◆ **Data entries**
## Start

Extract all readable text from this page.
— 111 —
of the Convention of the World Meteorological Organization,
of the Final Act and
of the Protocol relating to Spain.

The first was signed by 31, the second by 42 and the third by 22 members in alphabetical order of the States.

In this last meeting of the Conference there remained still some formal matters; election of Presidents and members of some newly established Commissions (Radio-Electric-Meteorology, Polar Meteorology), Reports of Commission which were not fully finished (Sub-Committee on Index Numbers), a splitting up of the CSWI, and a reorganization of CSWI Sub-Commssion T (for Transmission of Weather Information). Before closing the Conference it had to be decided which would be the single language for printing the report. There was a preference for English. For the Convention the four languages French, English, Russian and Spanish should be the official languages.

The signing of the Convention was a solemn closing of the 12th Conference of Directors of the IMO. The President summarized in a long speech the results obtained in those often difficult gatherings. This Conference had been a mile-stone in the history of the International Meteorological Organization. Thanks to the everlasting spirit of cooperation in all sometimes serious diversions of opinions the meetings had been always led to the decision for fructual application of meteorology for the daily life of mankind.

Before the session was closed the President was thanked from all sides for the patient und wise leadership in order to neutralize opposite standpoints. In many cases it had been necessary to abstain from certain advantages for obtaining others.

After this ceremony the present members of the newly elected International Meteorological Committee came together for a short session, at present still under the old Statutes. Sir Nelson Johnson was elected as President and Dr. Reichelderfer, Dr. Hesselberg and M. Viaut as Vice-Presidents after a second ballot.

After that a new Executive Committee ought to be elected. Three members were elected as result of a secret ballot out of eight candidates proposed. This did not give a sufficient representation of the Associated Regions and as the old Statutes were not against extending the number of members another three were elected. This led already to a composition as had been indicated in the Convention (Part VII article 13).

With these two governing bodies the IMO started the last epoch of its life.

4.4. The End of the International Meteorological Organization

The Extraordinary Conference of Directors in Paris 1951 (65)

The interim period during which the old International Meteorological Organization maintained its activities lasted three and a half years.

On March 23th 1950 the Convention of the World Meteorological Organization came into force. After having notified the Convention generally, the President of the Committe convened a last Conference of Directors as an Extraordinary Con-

## End

◆ **Problem to work on**
Extract the listing in its entirety and repeat it exactly.

◆ **Solution**
Extract all readable text from this page.
— 111 —
of the Convention of the World Meteorological Organization,
of the Final Act and
of the Protocol relating to Spain.

The first was signed by 31, the second by 42 and the third by 22 members in alphabetical order of the States.

In this last meeting of the Conference there remained still some formal matters; election of Presidents and members of some newly established Commissions (Radio-Electric-Meteorology, Polar Meteorology), Reports of Commission which were not fully finished (Sub-Committee on Index Numbers), a splitting up of the CSWI, and a reorganization of CSWI Sub-Commssion T (for Transmission of Weather Information). Before closing the Conference it had to be decided which would be the single language for printing the report. There was a preference for English. For the Convention the four languages French, English, Russian and Spanish should be the official languages.

The signing of the Convention was a solemn closing of the 12th Conference of Directors of the IMO. The President summarized in a long speech the results obtained in those often difficult gatherings. This Conference had been a mile-stone in the history of the International Meteorological Organization. Thanks to the everlasting spirit of cooperation in all sometimes serious diversions of opinions the meetings had been always led to the decision for fructual application of meteorology for the daily life of mankind.

Before the session was closed the President was thanked from all sides for the patient und wise leadership in order to neutralize opposite standpoints. In many cases it had been necessary to abstain from certain advantages for obtaining others.

After this ceremony the present members of the newly elected International Meteorological Committee came together for a short session, at present still under the old Statutes. Sir Nelson Johnson was elected as President and Dr. Reichelderfer, Dr. Hesselberg and M. Viaut as Vice-Presidents after a second ballot.

After that a new Executive Committee ought to be elected. Three members were elected as result of a secret ballot out of eight candidates proposed. This did not give a sufficient representation of the Associated Regions and as the old Statutes were not against extending the number of members another three were elected. This led already to a composition as had been indicated in the Convention (Part VII article 13).

With these two governing bodies the IMO started the last epoch of its life.

4.4. The End of the International Meteorological Organization

The Extraordinary Conference of Directors in Paris 1951 (65)

The interim period during which the old International Meteorological Organization maintained its activities lasted three and a half years.

On March 23th 1950 the Convention of the World Meteorological Organization came into force. After having notified the Convention generally, the President of the Committe convened a last Conference of Directors as an Extraordinary Con-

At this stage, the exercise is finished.